Records shown =>

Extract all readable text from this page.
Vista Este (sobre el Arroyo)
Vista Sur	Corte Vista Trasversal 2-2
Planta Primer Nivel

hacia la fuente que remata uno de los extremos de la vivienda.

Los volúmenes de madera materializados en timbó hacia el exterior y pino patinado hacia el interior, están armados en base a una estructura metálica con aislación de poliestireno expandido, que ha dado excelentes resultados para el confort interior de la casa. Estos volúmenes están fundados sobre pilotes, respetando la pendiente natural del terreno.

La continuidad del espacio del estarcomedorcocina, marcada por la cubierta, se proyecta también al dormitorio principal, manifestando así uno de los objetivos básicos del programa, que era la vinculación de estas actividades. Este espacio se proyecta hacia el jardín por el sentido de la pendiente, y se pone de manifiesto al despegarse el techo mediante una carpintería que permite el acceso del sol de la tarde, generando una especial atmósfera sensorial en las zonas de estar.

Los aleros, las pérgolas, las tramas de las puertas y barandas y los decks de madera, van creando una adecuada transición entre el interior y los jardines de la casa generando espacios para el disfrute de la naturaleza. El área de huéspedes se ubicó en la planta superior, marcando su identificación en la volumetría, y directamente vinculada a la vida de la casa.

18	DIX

Instructions to follow => Repeat the records above exactly, leaving none out.

Full solution =>
Extract all readable text from this page.
Vista Este (sobre el Arroyo)
Vista Sur	Corte Vista Trasversal 2-2
Planta Primer Nivel

hacia la fuente que remata uno de los extremos de la vivienda.

Los volúmenes de madera materializados en timbó hacia el exterior y pino patinado hacia el interior, están armados en base a una estructura metálica con aislación de poliestireno expandido, que ha dado excelentes resultados para el confort interior de la casa. Estos volúmenes están fundados sobre pilotes, respetando la pendiente natural del terreno.

La continuidad del espacio del estarcomedorcocina, marcada por la cubierta, se proyecta también al dormitorio principal, manifestando así uno de los objetivos básicos del programa, que era la vinculación de estas actividades. Este espacio se proyecta hacia el jardín por el sentido de la pendiente, y se pone de manifiesto al despegarse el techo mediante una carpintería que permite el acceso del sol de la tarde, generando una especial atmósfera sensorial en las zonas de estar.

Los aleros, las pérgolas, las tramas de las puertas y barandas y los decks de madera, van creando una adecuada transición entre el interior y los jardines de la casa generando espacios para el disfrute de la naturaleza. El área de huéspedes se ubicó en la planta superior, marcando su identificación en la volumetría, y directamente vinculada a la vida de la casa.

18	DIX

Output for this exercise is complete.